--- start of DATASET ROWS ---
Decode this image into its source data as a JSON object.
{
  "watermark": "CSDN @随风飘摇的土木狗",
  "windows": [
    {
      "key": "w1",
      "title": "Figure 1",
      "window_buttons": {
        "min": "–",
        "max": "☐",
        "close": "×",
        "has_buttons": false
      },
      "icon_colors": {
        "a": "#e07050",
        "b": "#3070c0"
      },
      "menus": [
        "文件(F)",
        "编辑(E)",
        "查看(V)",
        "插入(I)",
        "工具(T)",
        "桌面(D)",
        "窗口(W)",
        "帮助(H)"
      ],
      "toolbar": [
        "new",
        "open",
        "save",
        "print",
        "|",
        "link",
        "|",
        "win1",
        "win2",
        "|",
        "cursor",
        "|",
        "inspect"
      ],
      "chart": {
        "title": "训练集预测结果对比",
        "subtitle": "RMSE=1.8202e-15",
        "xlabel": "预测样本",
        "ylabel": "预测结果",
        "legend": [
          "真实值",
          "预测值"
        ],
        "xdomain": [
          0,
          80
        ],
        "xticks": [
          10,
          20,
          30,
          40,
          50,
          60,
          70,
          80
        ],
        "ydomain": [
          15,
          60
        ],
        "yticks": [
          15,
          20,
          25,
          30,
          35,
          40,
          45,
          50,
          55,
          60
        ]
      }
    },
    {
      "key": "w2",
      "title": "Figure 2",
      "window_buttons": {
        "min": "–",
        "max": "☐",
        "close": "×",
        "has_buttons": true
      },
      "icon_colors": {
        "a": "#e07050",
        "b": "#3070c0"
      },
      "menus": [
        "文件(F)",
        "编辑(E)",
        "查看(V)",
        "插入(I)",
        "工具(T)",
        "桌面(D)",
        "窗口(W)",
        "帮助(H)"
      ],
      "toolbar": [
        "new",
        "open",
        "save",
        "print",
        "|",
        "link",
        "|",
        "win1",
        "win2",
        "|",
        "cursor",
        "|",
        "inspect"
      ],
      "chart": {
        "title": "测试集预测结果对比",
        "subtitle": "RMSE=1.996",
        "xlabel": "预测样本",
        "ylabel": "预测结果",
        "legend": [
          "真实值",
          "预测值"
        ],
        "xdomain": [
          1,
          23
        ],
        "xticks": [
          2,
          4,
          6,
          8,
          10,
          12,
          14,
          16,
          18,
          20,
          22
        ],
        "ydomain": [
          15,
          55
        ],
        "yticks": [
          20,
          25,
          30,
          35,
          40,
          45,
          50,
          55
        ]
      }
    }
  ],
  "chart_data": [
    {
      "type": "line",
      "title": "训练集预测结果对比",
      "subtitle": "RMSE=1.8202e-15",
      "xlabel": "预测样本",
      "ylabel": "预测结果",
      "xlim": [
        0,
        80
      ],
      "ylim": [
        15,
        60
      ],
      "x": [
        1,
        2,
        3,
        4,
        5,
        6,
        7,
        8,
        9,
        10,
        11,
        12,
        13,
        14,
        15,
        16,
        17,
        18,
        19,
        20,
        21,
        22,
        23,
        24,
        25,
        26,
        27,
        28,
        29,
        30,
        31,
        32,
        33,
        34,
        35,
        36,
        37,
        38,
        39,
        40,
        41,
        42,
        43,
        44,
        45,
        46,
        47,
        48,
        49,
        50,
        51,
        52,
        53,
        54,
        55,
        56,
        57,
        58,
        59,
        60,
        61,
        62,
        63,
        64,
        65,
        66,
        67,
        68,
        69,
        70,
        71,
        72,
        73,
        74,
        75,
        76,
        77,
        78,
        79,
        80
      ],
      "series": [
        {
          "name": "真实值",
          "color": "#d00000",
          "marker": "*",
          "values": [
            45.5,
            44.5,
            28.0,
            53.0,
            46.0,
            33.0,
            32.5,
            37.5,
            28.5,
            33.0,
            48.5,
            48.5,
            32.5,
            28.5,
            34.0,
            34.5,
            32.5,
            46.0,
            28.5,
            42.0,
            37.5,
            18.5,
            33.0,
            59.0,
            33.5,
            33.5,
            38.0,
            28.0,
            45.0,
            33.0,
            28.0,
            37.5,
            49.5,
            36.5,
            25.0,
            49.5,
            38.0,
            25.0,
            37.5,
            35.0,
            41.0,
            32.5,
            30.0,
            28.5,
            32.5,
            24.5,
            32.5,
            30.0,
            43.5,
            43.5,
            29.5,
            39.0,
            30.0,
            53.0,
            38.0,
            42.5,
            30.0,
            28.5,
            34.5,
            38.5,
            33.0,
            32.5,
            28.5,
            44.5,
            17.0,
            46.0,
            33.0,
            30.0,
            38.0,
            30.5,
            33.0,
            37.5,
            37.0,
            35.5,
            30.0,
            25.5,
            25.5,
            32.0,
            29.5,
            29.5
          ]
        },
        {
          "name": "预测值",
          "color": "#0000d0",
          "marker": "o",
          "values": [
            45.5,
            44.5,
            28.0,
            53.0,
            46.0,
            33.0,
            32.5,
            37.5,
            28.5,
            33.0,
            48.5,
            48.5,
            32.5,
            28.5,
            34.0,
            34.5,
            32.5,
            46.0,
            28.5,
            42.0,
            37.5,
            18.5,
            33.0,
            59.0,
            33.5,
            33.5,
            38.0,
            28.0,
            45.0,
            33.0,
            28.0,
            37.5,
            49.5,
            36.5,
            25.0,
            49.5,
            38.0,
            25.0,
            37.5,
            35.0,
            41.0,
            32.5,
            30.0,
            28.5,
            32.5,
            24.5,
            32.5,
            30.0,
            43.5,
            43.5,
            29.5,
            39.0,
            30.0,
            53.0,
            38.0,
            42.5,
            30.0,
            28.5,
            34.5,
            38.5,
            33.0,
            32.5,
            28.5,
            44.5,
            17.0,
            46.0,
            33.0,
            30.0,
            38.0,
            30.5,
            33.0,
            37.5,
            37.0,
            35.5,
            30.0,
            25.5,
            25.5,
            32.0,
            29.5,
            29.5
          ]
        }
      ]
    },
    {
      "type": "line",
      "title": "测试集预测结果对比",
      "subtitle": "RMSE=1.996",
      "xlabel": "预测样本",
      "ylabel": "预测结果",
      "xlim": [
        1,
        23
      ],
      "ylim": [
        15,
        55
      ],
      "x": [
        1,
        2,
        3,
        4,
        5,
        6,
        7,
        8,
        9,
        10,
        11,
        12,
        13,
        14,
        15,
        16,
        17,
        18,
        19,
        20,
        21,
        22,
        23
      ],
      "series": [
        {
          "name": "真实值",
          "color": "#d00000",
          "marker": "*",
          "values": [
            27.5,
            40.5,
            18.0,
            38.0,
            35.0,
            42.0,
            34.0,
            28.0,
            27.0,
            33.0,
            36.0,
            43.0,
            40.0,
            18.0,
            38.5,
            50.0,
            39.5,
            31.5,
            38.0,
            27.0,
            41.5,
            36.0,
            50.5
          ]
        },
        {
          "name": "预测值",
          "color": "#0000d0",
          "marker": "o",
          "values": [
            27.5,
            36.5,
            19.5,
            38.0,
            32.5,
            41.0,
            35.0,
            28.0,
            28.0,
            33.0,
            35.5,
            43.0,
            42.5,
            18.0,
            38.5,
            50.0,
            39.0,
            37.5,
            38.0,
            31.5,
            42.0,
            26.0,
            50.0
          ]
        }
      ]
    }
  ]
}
--- end of DATASET ROWS ---
◆ **TASK TO CARRY OUT**: Copy out the full listing exactly.

◆ **COMPLETE RESPONSE**:
Decode this image into its source data as a JSON object.
{
  "watermark": "CSDN @随风飘摇的土木狗",
  "windows": [
    {
      "key": "w1",
      "title": "Figure 1",
      "window_buttons": {
        "min": "–",
        "max": "☐",
        "close": "×",
        "has_buttons": false
      },
      "icon_colors": {
        "a": "#e07050",
        "b": "#3070c0"
      },
      "menus": [
        "文件(F)",
        "编辑(E)",
        "查看(V)",
        "插入(I)",
        "工具(T)",
        "桌面(D)",
        "窗口(W)",
        "帮助(H)"
      ],
      "toolbar": [
        "new",
        "open",
        "save",
        "print",
        "|",
        "link",
        "|",
        "win1",
        "win2",
        "|",
        "cursor",
        "|",
        "inspect"
      ],
      "chart": {
        "title": "训练集预测结果对比",
        "subtitle": "RMSE=1.8202e-15",
        "xlabel": "预测样本",
        "ylabel": "预测结果",
        "legend": [
          "真实值",
          "预测值"
        ],
        "xdomain": [
          0,
          80
        ],
        "xticks": [
          10,
          20,
          30,
          40,
          50,
          60,
          70,
          80
        ],
        "ydomain": [
          15,
          60
        ],
        "yticks": [
          15,
          20,
          25,
          30,
          35,
          40,
          45,
          50,
          55,
          60
        ]
      }
    },
    {
      "key": "w2",
      "title": "Figure 2",
      "window_buttons": {
        "min": "–",
        "max": "☐",
        "close": "×",
        "has_buttons": true
      },
      "icon_colors": {
        "a": "#e07050",
        "b": "#3070c0"
      },
      "menus": [
        "文件(F)",
        "编辑(E)",
        "查看(V)",
        "插入(I)",
        "工具(T)",
        "桌面(D)",
        "窗口(W)",
        "帮助(H)"
      ],
      "toolbar": [
        "new",
        "open",
        "save",
        "print",
        "|",
        "link",
        "|",
        "win1",
        "win2",
        "|",
        "cursor",
        "|",
        "inspect"
      ],
      "chart": {
        "title": "测试集预测结果对比",
        "subtitle": "RMSE=1.996",
        "xlabel": "预测样本",
        "ylabel": "预测结果",
        "legend": [
          "真实值",
          "预测值"
        ],
        "xdomain": [
          1,
          23
        ],
        "xticks": [
          2,
          4,
          6,
          8,
          10,
          12,
          14,
          16,
          18,
          20,
          22
        ],
        "ydomain": [
          15,
          55
        ],
        "yticks": [
          20,
          25,
          30,
          35,
          40,
          45,
          50,
          55
        ]
      }
    }
  ],
  "chart_data": [
    {
      "type": "line",
      "title": "训练集预测结果对比",
      "subtitle": "RMSE=1.8202e-15",
      "xlabel": "预测样本",
      "ylabel": "预测结果",
      "xlim": [
        0,
        80
      ],
      "ylim": [
        15,
        60
      ],
      "x": [
        1,
        2,
        3,
        4,
        5,
        6,
        7,
        8,
        9,
        10,
        11,
        12,
        13,
        14,
        15,
        16,
        17,
        18,
        19,
        20,
        21,
        22,
        23,
        24,
        25,
        26,
        27,
        28,
        29,
        30,
        31,
        32,
        33,
        34,
        35,
        36,
        37,
        38,
        39,
        40,
        41,
        42,
        43,
        44,
        45,
        46,
        47,
        48,
        49,
        50,
        51,
        52,
        53,
        54,
        55,
        56,
        57,
        58,
        59,
        60,
        61,
        62,
        63,
        64,
        65,
        66,
        67,
        68,
        69,
        70,
        71,
        72,
        73,
        74,
        75,
        76,
        77,
        78,
        79,
        80
      ],
      "series": [
        {
          "name": "真实值",
          "color": "#d00000",
          "marker": "*",
          "values": [
            45.5,
            44.5,
            28.0,
            53.0,
            46.0,
            33.0,
            32.5,
            37.5,
            28.5,
            33.0,
            48.5,
            48.5,
            32.5,
            28.5,
            34.0,
            34.5,
            32.5,
            46.0,
            28.5,
            42.0,
            37.5,
            18.5,
            33.0,
            59.0,
            33.5,
            33.5,
            38.0,
            28.0,
            45.0,
            33.0,
            28.0,
            37.5,
            49.5,
            36.5,
            25.0,
            49.5,
            38.0,
            25.0,
            37.5,
            35.0,
            41.0,
            32.5,
            30.0,
            28.5,
            32.5,
            24.5,
            32.5,
            30.0,
            43.5,
            43.5,
            29.5,
            39.0,
            30.0,
            53.0,
            38.0,
            42.5,
            30.0,
            28.5,
            34.5,
            38.5,
            33.0,
            32.5,
            28.5,
            44.5,
            17.0,
            46.0,
            33.0,
            30.0,
            38.0,
            30.5,
            33.0,
            37.5,
            37.0,
            35.5,
            30.0,
            25.5,
            25.5,
            32.0,
            29.5,
            29.5
          ]
        },
        {
          "name": "预测值",
          "color": "#0000d0",
          "marker": "o",
          "values": [
            45.5,
            44.5,
            28.0,
            53.0,
            46.0,
            33.0,
            32.5,
            37.5,
            28.5,
            33.0,
            48.5,
            48.5,
            32.5,
            28.5,
            34.0,
            34.5,
            32.5,
            46.0,
            28.5,
            42.0,
            37.5,
            18.5,
            33.0,
            59.0,
            33.5,
            33.5,
            38.0,
            28.0,
            45.0,
            33.0,
            28.0,
            37.5,
            49.5,
            36.5,
            25.0,
            49.5,
            38.0,
            25.0,
            37.5,
            35.0,
            41.0,
            32.5,
            30.0,
            28.5,
            32.5,
            24.5,
            32.5,
            30.0,
            43.5,
            43.5,
            29.5,
            39.0,
            30.0,
            53.0,
            38.0,
            42.5,
            30.0,
            28.5,
            34.5,
            38.5,
            33.0,
            32.5,
            28.5,
            44.5,
            17.0,
            46.0,
            33.0,
            30.0,
            38.0,
            30.5,
            33.0,
            37.5,
            37.0,
            35.5,
            30.0,
            25.5,
            25.5,
            32.0,
            29.5,
            29.5
          ]
        }
      ]
    },
    {
      "type": "line",
      "title": "测试集预测结果对比",
      "subtitle": "RMSE=1.996",
      "xlabel": "预测样本",
      "ylabel": "预测结果",
      "xlim": [
        1,
        23
      ],
      "ylim": [
        15,
        55
      ],
      "x": [
        1,
        2,
        3,
        4,
        5,
        6,
        7,
        8,
        9,
        10,
        11,
        12,
        13,
        14,
        15,
        16,
        17,
        18,
        19,
        20,
        21,
        22,
        23
      ],
      "series": [
        {
          "name": "真实值",
          "color": "#d00000",
          "marker": "*",
          "values": [
            27.5,
            40.5,
            18.0,
            38.0,
            35.0,
            42.0,
            34.0,
            28.0,
            27.0,
            33.0,
            36.0,
            43.0,
            40.0,
            18.0,
            38.5,
            50.0,
            39.5,
            31.5,
            38.0,
            27.0,
            41.5,
            36.0,
            50.5
          ]
        },
        {
          "name": "预测值",
          "color": "#0000d0",
          "marker": "o",
          "values": [
            27.5,
            36.5,
            19.5,
            38.0,
            32.5,
            41.0,
            35.0,
            28.0,
            28.0,
            33.0,
            35.5,
            43.0,
            42.5,
            18.0,
            38.5,
            50.0,
            39.0,
            37.5,
            38.0,
            31.5,
            42.0,
            26.0,
            50.0
          ]
        }
      ]
    }
  ]
}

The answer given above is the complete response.